(Extracted data entries)
--------------------------------
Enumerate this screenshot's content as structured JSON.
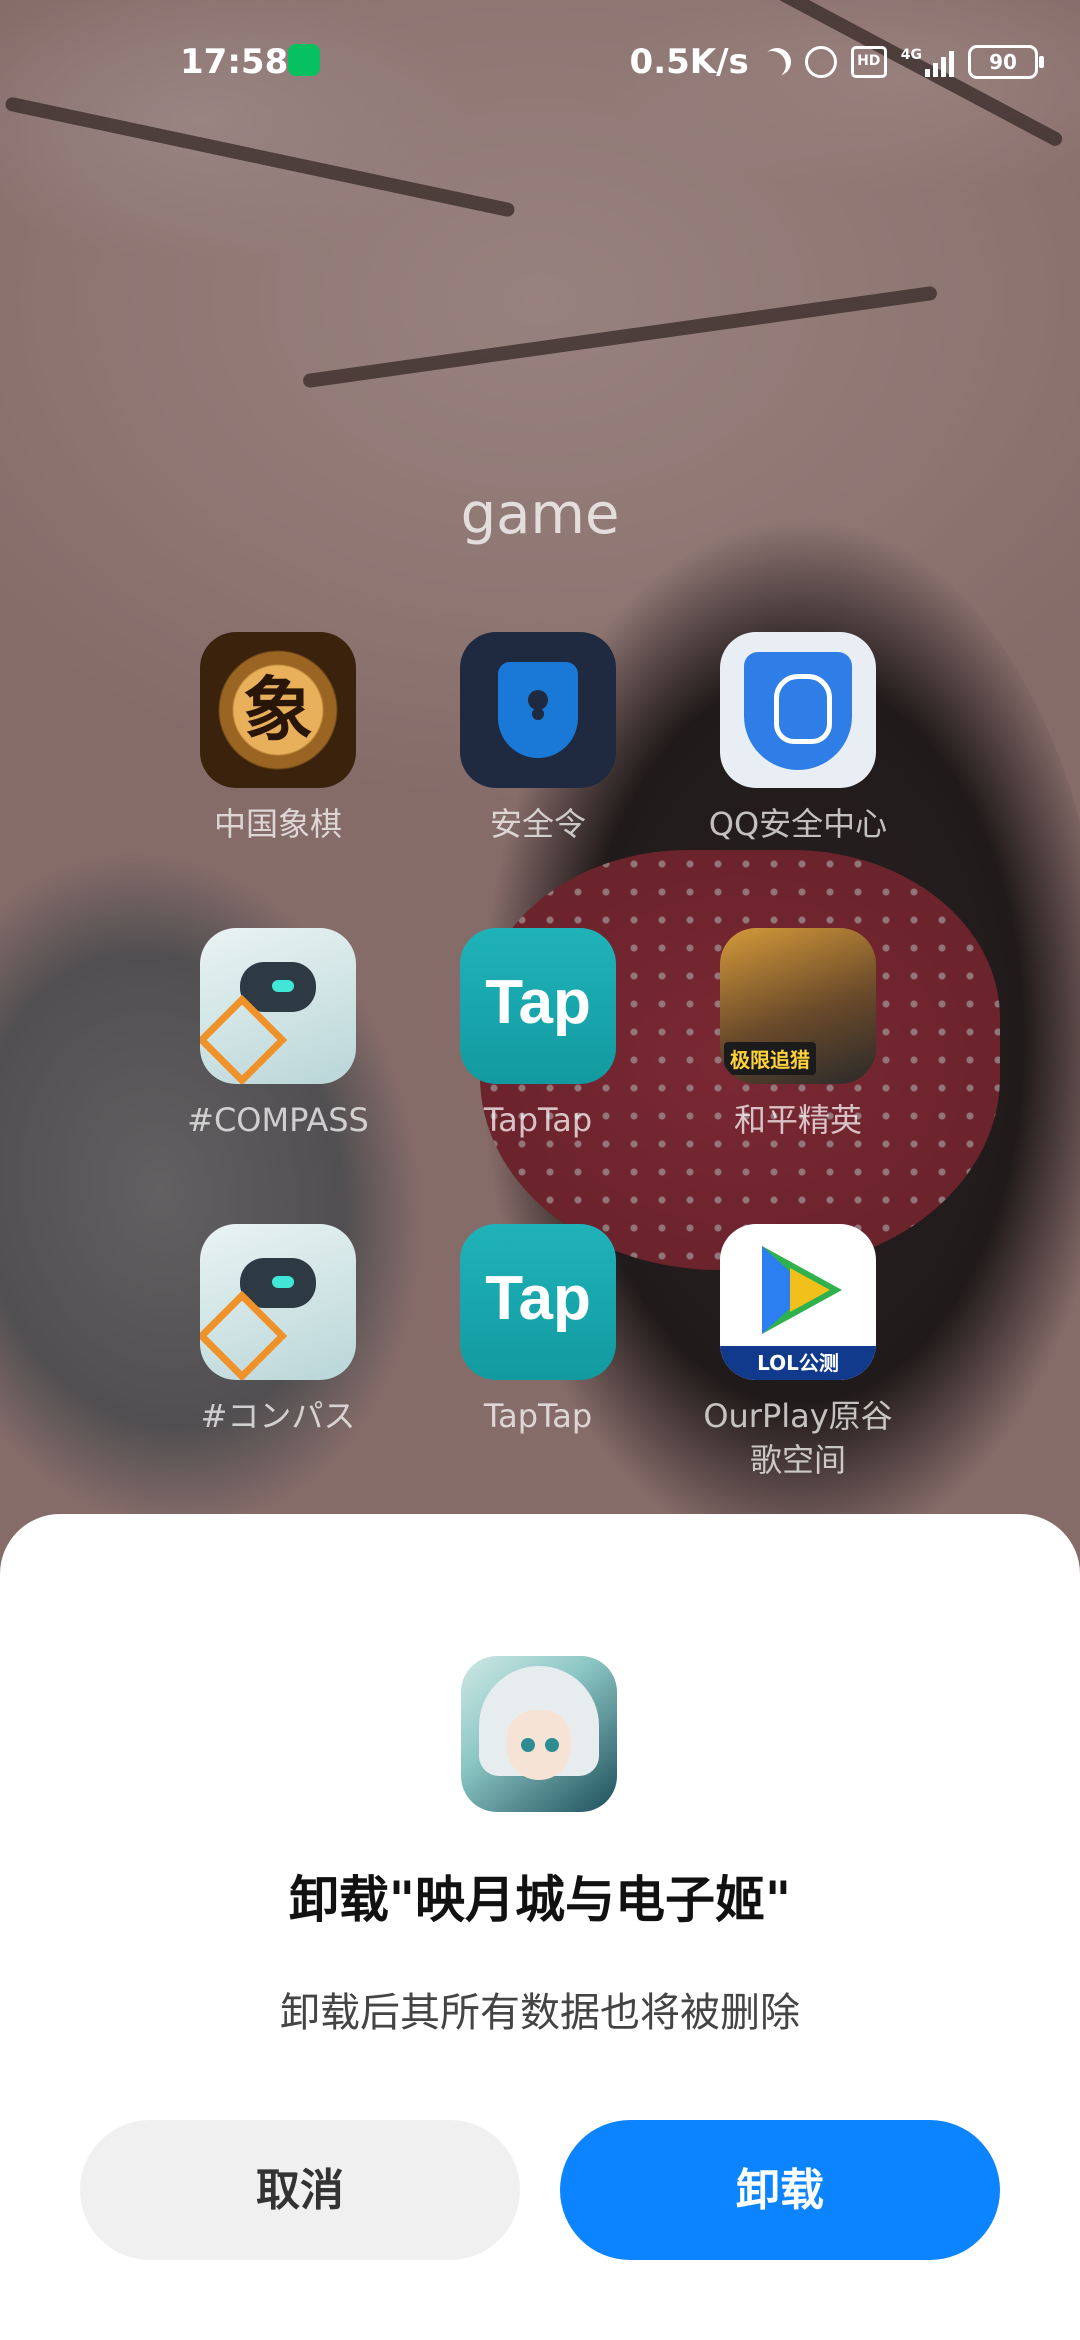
{
  "status_bar": {
    "time": "17:58",
    "network_speed": "0.5K/s",
    "hd_label": "HD",
    "signal_label": "4G",
    "battery": "90",
    "icons": [
      "wechat-icon",
      "moon-icon",
      "alarm-icon",
      "hd-icon",
      "signal-icon",
      "battery-icon"
    ]
  },
  "folder": {
    "title": "game",
    "apps": [
      {
        "label": "中国象棋",
        "icon": "chinese-chess-icon",
        "glyph": "象"
      },
      {
        "label": "安全令",
        "icon": "security-token-icon"
      },
      {
        "label": "QQ安全中心",
        "icon": "qq-security-icon"
      },
      {
        "label": "#COMPASS",
        "icon": "compass-robot-icon"
      },
      {
        "label": "TapTap",
        "icon": "taptap-icon",
        "glyph": "Tap"
      },
      {
        "label": "和平精英",
        "icon": "peacekeeper-elite-icon",
        "tag": "极限追猎"
      },
      {
        "label": "#コンパス",
        "icon": "compass-robot-icon"
      },
      {
        "label": "TapTap",
        "icon": "taptap-icon",
        "glyph": "Tap"
      },
      {
        "label": "OurPlay原谷歌空间",
        "icon": "ourplay-icon",
        "tag": "LOL公测"
      }
    ]
  },
  "dialog": {
    "app_icon": "anime-girl-app-icon",
    "title": "卸载\"映月城与电子姬\"",
    "message": "卸载后其所有数据也将被删除",
    "cancel_label": "取消",
    "confirm_label": "卸载",
    "confirm_color": "#0d84ff",
    "cancel_color": "#f0f0f0"
  }
}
--------------------------------
## WORK REQUIRED
Restate the listing above word for word, and skip the pictures.

## EXERCISE OUTPUT
Enumerate this screenshot's content as structured JSON.
{
  "status_bar": {
    "time": "17:58",
    "network_speed": "0.5K/s",
    "hd_label": "HD",
    "signal_label": "4G",
    "battery": "90",
    "icons": [
      "wechat-icon",
      "moon-icon",
      "alarm-icon",
      "hd-icon",
      "signal-icon",
      "battery-icon"
    ]
  },
  "folder": {
    "title": "game",
    "apps": [
      {
        "label": "中国象棋",
        "icon": "chinese-chess-icon",
        "glyph": "象"
      },
      {
        "label": "安全令",
        "icon": "security-token-icon"
      },
      {
        "label": "QQ安全中心",
        "icon": "qq-security-icon"
      },
      {
        "label": "#COMPASS",
        "icon": "compass-robot-icon"
      },
      {
        "label": "TapTap",
        "icon": "taptap-icon",
        "glyph": "Tap"
      },
      {
        "label": "和平精英",
        "icon": "peacekeeper-elite-icon",
        "tag": "极限追猎"
      },
      {
        "label": "#コンパス",
        "icon": "compass-robot-icon"
      },
      {
        "label": "TapTap",
        "icon": "taptap-icon",
        "glyph": "Tap"
      },
      {
        "label": "OurPlay原谷歌空间",
        "icon": "ourplay-icon",
        "tag": "LOL公测"
      }
    ]
  },
  "dialog": {
    "app_icon": "anime-girl-app-icon",
    "title": "卸载\"映月城与电子姬\"",
    "message": "卸载后其所有数据也将被删除",
    "cancel_label": "取消",
    "confirm_label": "卸载",
    "confirm_color": "#0d84ff",
    "cancel_color": "#f0f0f0"
  }
}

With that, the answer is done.